Objective> Count the lines containing "JSON" in the entries underneath, and state that count without anything else.

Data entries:
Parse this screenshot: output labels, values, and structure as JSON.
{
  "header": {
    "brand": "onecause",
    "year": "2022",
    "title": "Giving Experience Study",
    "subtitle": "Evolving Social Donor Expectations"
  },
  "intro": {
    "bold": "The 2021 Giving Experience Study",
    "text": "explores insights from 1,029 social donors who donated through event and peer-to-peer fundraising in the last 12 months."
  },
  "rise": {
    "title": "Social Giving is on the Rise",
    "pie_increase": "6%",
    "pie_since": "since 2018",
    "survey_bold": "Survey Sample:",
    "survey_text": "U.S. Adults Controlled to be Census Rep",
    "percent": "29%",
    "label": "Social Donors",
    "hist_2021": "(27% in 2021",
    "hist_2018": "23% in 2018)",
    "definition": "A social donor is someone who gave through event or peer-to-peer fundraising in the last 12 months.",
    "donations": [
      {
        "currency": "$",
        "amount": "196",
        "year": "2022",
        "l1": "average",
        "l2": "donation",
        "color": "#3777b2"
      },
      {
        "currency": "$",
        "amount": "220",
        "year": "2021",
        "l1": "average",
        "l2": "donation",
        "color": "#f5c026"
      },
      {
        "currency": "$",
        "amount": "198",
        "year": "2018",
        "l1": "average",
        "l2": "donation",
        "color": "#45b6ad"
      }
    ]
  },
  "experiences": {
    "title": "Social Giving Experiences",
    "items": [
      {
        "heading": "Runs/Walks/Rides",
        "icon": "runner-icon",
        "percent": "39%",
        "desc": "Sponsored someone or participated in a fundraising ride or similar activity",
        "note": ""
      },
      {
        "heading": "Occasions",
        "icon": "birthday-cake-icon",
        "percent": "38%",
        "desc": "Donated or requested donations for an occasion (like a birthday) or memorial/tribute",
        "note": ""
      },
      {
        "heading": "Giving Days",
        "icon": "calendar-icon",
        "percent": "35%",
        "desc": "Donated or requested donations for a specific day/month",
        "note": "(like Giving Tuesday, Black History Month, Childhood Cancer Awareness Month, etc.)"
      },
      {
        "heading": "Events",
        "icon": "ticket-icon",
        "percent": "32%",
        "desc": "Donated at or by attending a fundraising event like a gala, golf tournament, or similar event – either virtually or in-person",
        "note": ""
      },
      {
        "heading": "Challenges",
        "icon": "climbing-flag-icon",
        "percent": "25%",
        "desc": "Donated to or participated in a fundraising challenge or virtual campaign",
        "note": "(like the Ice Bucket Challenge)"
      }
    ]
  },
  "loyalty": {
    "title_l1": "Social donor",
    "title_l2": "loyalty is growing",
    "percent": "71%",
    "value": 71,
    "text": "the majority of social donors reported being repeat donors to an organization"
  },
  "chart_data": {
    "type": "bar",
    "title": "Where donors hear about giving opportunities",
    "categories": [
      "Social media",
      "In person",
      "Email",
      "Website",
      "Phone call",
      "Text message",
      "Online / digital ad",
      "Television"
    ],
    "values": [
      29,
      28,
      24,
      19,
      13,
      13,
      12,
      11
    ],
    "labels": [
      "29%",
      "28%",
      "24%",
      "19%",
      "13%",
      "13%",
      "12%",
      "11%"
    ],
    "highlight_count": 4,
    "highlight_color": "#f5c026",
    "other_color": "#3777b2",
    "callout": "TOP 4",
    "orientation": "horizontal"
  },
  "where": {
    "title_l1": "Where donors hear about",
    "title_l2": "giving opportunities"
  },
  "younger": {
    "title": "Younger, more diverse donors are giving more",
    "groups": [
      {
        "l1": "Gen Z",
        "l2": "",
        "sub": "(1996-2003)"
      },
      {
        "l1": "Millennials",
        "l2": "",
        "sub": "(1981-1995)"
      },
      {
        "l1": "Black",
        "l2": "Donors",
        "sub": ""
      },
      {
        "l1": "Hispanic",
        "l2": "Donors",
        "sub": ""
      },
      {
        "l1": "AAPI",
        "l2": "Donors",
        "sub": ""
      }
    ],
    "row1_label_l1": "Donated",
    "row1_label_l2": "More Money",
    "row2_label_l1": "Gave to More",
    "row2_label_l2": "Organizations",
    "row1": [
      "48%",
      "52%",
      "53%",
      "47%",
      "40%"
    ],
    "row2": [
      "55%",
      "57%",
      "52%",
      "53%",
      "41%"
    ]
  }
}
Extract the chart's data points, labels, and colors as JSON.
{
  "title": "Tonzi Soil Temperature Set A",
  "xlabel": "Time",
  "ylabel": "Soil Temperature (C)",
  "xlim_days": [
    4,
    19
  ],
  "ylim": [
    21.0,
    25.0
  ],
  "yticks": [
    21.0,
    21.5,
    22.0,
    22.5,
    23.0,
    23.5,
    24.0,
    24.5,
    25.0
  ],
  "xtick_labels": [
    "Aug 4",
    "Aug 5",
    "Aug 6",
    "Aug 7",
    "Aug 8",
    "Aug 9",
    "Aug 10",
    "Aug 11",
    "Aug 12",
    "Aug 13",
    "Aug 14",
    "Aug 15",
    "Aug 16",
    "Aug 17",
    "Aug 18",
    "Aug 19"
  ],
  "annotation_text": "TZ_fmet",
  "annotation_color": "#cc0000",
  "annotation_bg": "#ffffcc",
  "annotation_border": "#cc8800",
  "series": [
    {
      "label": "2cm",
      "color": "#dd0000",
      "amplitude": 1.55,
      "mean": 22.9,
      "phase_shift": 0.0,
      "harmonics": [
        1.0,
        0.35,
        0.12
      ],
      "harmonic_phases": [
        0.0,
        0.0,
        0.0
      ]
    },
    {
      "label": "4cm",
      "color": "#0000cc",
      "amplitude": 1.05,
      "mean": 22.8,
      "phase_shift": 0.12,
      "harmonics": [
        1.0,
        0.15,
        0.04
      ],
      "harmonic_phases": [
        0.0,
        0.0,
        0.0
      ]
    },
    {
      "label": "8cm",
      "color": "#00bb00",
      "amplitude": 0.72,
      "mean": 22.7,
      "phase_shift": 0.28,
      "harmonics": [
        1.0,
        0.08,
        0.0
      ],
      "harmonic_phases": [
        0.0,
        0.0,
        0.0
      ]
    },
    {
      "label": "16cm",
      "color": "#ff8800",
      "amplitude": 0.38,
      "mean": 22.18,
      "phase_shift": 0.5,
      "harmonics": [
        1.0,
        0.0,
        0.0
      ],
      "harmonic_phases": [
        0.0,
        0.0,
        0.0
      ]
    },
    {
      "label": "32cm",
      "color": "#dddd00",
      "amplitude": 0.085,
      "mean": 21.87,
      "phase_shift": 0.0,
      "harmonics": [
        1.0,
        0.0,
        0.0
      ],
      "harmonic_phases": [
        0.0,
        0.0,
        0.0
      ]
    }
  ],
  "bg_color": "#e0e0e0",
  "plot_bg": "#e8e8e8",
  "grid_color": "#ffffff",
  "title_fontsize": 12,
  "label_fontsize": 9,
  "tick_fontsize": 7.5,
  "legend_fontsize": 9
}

Reply> 2